**Stated task:** Output each entry below as it stands, leaving out every picture.

== Record extracts

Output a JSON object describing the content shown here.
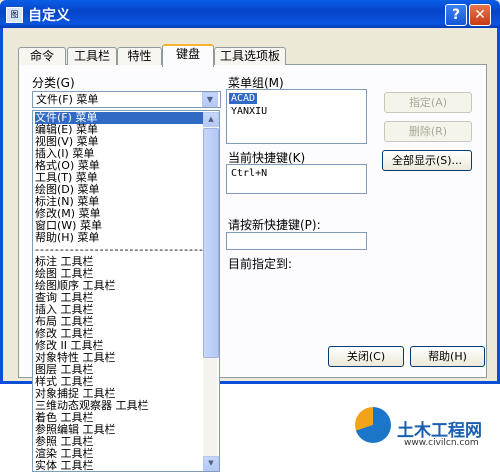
{
  "window": {
    "title": "自定义",
    "icon_text": "图"
  },
  "tabs": [
    "命令",
    "工具栏",
    "特性",
    "键盘",
    "工具选项板"
  ],
  "category": {
    "label": "分类(G)",
    "combo_value": "文件(F) 菜单",
    "items": [
      "文件(F) 菜单",
      "编辑(E) 菜单",
      "视图(V) 菜单",
      "插入(I) 菜单",
      "格式(O) 菜单",
      "工具(T) 菜单",
      "绘图(D) 菜单",
      "标注(N) 菜单",
      "修改(M) 菜单",
      "窗口(W) 菜单",
      "帮助(H) 菜单",
      "--------------------------------------",
      "标注 工具栏",
      "绘图 工具栏",
      "绘图顺序 工具栏",
      "查询 工具栏",
      "插入 工具栏",
      "布局 工具栏",
      "修改 工具栏",
      "修改 II 工具栏",
      "对象特性 工具栏",
      "图层 工具栏",
      "样式 工具栏",
      "对象捕捉 工具栏",
      "三维动态观察器 工具栏",
      "着色 工具栏",
      "参照编辑 工具栏",
      "参照 工具栏",
      "渲染 工具栏",
      "实体 工具栏"
    ]
  },
  "menu_group": {
    "label": "菜单组(M)",
    "items": [
      "ACAD",
      "YANXIU"
    ]
  },
  "buttons": {
    "assign": "指定(A)",
    "delete": "删除(R)",
    "show_all": "全部显示(S)...",
    "close": "关闭(C)",
    "help": "帮助(H)"
  },
  "current_shortcut": {
    "label": "当前快捷键(K)",
    "value": "Ctrl+N"
  },
  "new_shortcut": {
    "label": "请按新快捷键(P):",
    "value": ""
  },
  "assigned_to": {
    "label": "目前指定到:"
  },
  "watermark": {
    "title": "土木工程网",
    "url": "www.civilcn.com"
  }
}
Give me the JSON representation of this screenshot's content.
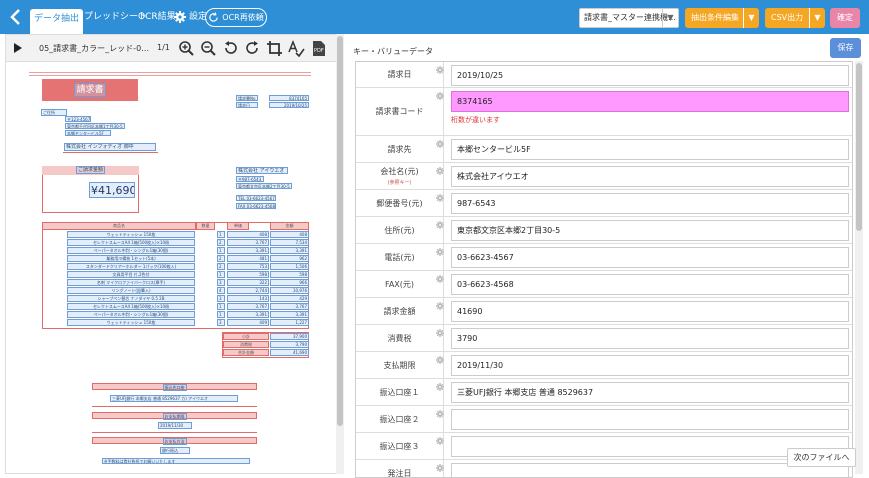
{
  "header": {
    "tabs": [
      "データ抽出",
      "スプレッドシート",
      "OCR結果",
      "設定"
    ],
    "ocr_retry": "OCR再依頼",
    "template_select": "請求書_マスター連携機…",
    "extract_settings": "抽出条件編集",
    "csv_export": "CSV出力",
    "confirm": "確定"
  },
  "viewer": {
    "filename": "05_請求書_カラー_レッド-0…",
    "page_indicator": "1/1"
  },
  "invoice": {
    "title": "請求書",
    "info_labels": [
      "請求書No",
      "請求日"
    ],
    "info_values": [
      "8374165",
      "2019/10/25"
    ],
    "address_lines": [
      "〒123-4567",
      "東京都千代田区本郷1丁目30-5",
      "本郷センタービル5F"
    ],
    "address_label": "ご住所",
    "customer": "株式会社 インフォディオ 御中",
    "amount_label": "ご請求金額",
    "amount": "¥41,690",
    "issuer": "株式会社 アイウエオ",
    "issuer_lines": [
      "〒987-6543",
      "東京都文京区本郷2丁目30-5",
      "TEL 03-6623-4567",
      "FAX 03-6623-4568"
    ],
    "table_headers": [
      "商品名",
      "数量",
      "単価",
      "金額"
    ],
    "items": [
      [
        "ウェットティッシュ 150枚",
        "1",
        "408",
        "408"
      ],
      [
        "セレクトスムースA4 1箱(500枚入)×10冊",
        "2",
        "3,767",
        "7,534"
      ],
      [
        "ペーパータオル中判・シングル1箱(30個)",
        "1",
        "3,391",
        "3,391"
      ],
      [
        "業務用爪楊枝 1セット(5本)",
        "2",
        "481",
        "962"
      ],
      [
        "スタンダードクリアーホルダー 1パック(100枚入)",
        "2",
        "753",
        "1,506"
      ],
      [
        "文具用平目 片,2色付",
        "1",
        "598",
        "598"
      ],
      [
        "名刺 マイクロファイバークロス(厚手)",
        "3",
        "322",
        "966"
      ],
      [
        "リングノート(鉛筆入)",
        "4",
        "2,744",
        "10,976"
      ],
      [
        "シャープペン替芯 ナノダイヤ 0.5 2B",
        "3",
        "143",
        "429"
      ],
      [
        "セレクトスムースA4 1箱(500枚入)×10冊",
        "1",
        "3,767",
        "3,767"
      ],
      [
        "ペーパータオル中判・シングル1箱(30個)",
        "1",
        "3,391",
        "3,391"
      ],
      [
        "ウェットティッシュ 150枚",
        "3",
        "409",
        "1,227"
      ]
    ],
    "summary_labels": [
      "小計",
      "消費税",
      "合計金額"
    ],
    "summary_values": [
      "37,900",
      "3,790",
      "41,690"
    ],
    "bank_label": "振込先口座",
    "bank_value": "三菱UFJ銀行 本郷支店 普通 8529637 カ) アイウエオ",
    "deadline_label": "お支払期限",
    "deadline_value": "2019/11/30",
    "method_label": "お支払方法",
    "method_value": "銀行振込",
    "note": "※手数料は貴社負担でお願いいたします"
  },
  "kv": {
    "title": "キー・バリューデータ",
    "save": "保存",
    "rows": [
      {
        "label": "請求日",
        "value": "2019/10/25"
      },
      {
        "label": "請求書コード",
        "value": "8374165",
        "error": "桁数が違います"
      },
      {
        "label": "請求先",
        "value": "本郷センタービル5F"
      },
      {
        "label": "会社名(元)",
        "sub": "(参照キー)",
        "value": "株式会社アイウエオ"
      },
      {
        "label": "郵便番号(元)",
        "value": "987-6543"
      },
      {
        "label": "住所(元)",
        "value": "東京都文京区本郷2丁目30-5"
      },
      {
        "label": "電話(元)",
        "value": "03-6623-4567"
      },
      {
        "label": "FAX(元)",
        "value": "03-6623-4568"
      },
      {
        "label": "請求金額",
        "value": "41690"
      },
      {
        "label": "消費税",
        "value": "3790"
      },
      {
        "label": "支払期限",
        "value": "2019/11/30"
      },
      {
        "label": "振込口座１",
        "value": "三菱UFJ銀行 本郷支店 普通 8529637"
      },
      {
        "label": "振込口座２",
        "value": ""
      },
      {
        "label": "振込口座３",
        "value": ""
      },
      {
        "label": "発注日",
        "value": ""
      }
    ],
    "next_file": "次のファイルへ"
  }
}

====

**Correct response:**
Output a JSON object describing the content shown here.
{
  "window": {
    "title": "自定义",
    "icon_text": "图"
  },
  "tabs": [
    "命令",
    "工具栏",
    "特性",
    "键盘",
    "工具选项板"
  ],
  "category": {
    "label": "分类(G)",
    "combo_value": "文件(F) 菜单",
    "items": [
      "文件(F) 菜单",
      "编辑(E) 菜单",
      "视图(V) 菜单",
      "插入(I) 菜单",
      "格式(O) 菜单",
      "工具(T) 菜单",
      "绘图(D) 菜单",
      "标注(N) 菜单",
      "修改(M) 菜单",
      "窗口(W) 菜单",
      "帮助(H) 菜单",
      "--------------------------------------",
      "标注 工具栏",
      "绘图 工具栏",
      "绘图顺序 工具栏",
      "查询 工具栏",
      "插入 工具栏",
      "布局 工具栏",
      "修改 工具栏",
      "修改 II 工具栏",
      "对象特性 工具栏",
      "图层 工具栏",
      "样式 工具栏",
      "对象捕捉 工具栏",
      "三维动态观察器 工具栏",
      "着色 工具栏",
      "参照编辑 工具栏",
      "参照 工具栏",
      "渲染 工具栏",
      "实体 工具栏"
    ]
  },
  "menu_group": {
    "label": "菜单组(M)",
    "items": [
      "ACAD",
      "YANXIU"
    ]
  },
  "buttons": {
    "assign": "指定(A)",
    "delete": "删除(R)",
    "show_all": "全部显示(S)...",
    "close": "关闭(C)",
    "help": "帮助(H)"
  },
  "current_shortcut": {
    "label": "当前快捷键(K)",
    "value": "Ctrl+N"
  },
  "new_shortcut": {
    "label": "请按新快捷键(P):",
    "value": ""
  },
  "assigned_to": {
    "label": "目前指定到:"
  },
  "watermark": {
    "title": "土木工程网",
    "url": "www.civilcn.com"
  }
}
Give me the JSON representation of this screenshot's content.
{
  "header": {
    "tabs": [
      "データ抽出",
      "スプレッドシート",
      "OCR結果",
      "設定"
    ],
    "ocr_retry": "OCR再依頼",
    "template_select": "請求書_マスター連携機…",
    "extract_settings": "抽出条件編集",
    "csv_export": "CSV出力",
    "confirm": "確定"
  },
  "viewer": {
    "filename": "05_請求書_カラー_レッド-0…",
    "page_indicator": "1/1"
  },
  "invoice": {
    "title": "請求書",
    "info_labels": [
      "請求書No",
      "請求日"
    ],
    "info_values": [
      "8374165",
      "2019/10/25"
    ],
    "address_lines": [
      "〒123-4567",
      "東京都千代田区本郷1丁目30-5",
      "本郷センタービル5F"
    ],
    "address_label": "ご住所",
    "customer": "株式会社 インフォディオ 御中",
    "amount_label": "ご請求金額",
    "amount": "¥41,690",
    "issuer": "株式会社 アイウエオ",
    "issuer_lines": [
      "〒987-6543",
      "東京都文京区本郷2丁目30-5",
      "TEL 03-6623-4567",
      "FAX 03-6623-4568"
    ],
    "table_headers": [
      "商品名",
      "数量",
      "単価",
      "金額"
    ],
    "items": [
      [
        "ウェットティッシュ 150枚",
        "1",
        "408",
        "408"
      ],
      [
        "セレクトスムースA4 1箱(500枚入)×10冊",
        "2",
        "3,767",
        "7,534"
      ],
      [
        "ペーパータオル中判・シングル1箱(30個)",
        "1",
        "3,391",
        "3,391"
      ],
      [
        "業務用爪楊枝 1セット(5本)",
        "2",
        "481",
        "962"
      ],
      [
        "スタンダードクリアーホルダー 1パック(100枚入)",
        "2",
        "753",
        "1,506"
      ],
      [
        "文具用平目 片,2色付",
        "1",
        "598",
        "598"
      ],
      [
        "名刺 マイクロファイバークロス(厚手)",
        "3",
        "322",
        "966"
      ],
      [
        "リングノート(鉛筆入)",
        "4",
        "2,744",
        "10,976"
      ],
      [
        "シャープペン替芯 ナノダイヤ 0.5 2B",
        "3",
        "143",
        "429"
      ],
      [
        "セレクトスムースA4 1箱(500枚入)×10冊",
        "1",
        "3,767",
        "3,767"
      ],
      [
        "ペーパータオル中判・シングル1箱(30個)",
        "1",
        "3,391",
        "3,391"
      ],
      [
        "ウェットティッシュ 150枚",
        "3",
        "409",
        "1,227"
      ]
    ],
    "summary_labels": [
      "小計",
      "消費税",
      "合計金額"
    ],
    "summary_values": [
      "37,900",
      "3,790",
      "41,690"
    ],
    "bank_label": "振込先口座",
    "bank_value": "三菱UFJ銀行 本郷支店 普通 8529637 カ) アイウエオ",
    "deadline_label": "お支払期限",
    "deadline_value": "2019/11/30",
    "method_label": "お支払方法",
    "method_value": "銀行振込",
    "note": "※手数料は貴社負担でお願いいたします"
  },
  "kv": {
    "title": "キー・バリューデータ",
    "save": "保存",
    "rows": [
      {
        "label": "請求日",
        "value": "2019/10/25"
      },
      {
        "label": "請求書コード",
        "value": "8374165",
        "error": "桁数が違います"
      },
      {
        "label": "請求先",
        "value": "本郷センタービル5F"
      },
      {
        "label": "会社名(元)",
        "sub": "(参照キー)",
        "value": "株式会社アイウエオ"
      },
      {
        "label": "郵便番号(元)",
        "value": "987-6543"
      },
      {
        "label": "住所(元)",
        "value": "東京都文京区本郷2丁目30-5"
      },
      {
        "label": "電話(元)",
        "value": "03-6623-4567"
      },
      {
        "label": "FAX(元)",
        "value": "03-6623-4568"
      },
      {
        "label": "請求金額",
        "value": "41690"
      },
      {
        "label": "消費税",
        "value": "3790"
      },
      {
        "label": "支払期限",
        "value": "2019/11/30"
      },
      {
        "label": "振込口座１",
        "value": "三菱UFJ銀行 本郷支店 普通 8529637"
      },
      {
        "label": "振込口座２",
        "value": ""
      },
      {
        "label": "振込口座３",
        "value": ""
      },
      {
        "label": "発注日",
        "value": ""
      }
    ],
    "next_file": "次のファイルへ"
  }
}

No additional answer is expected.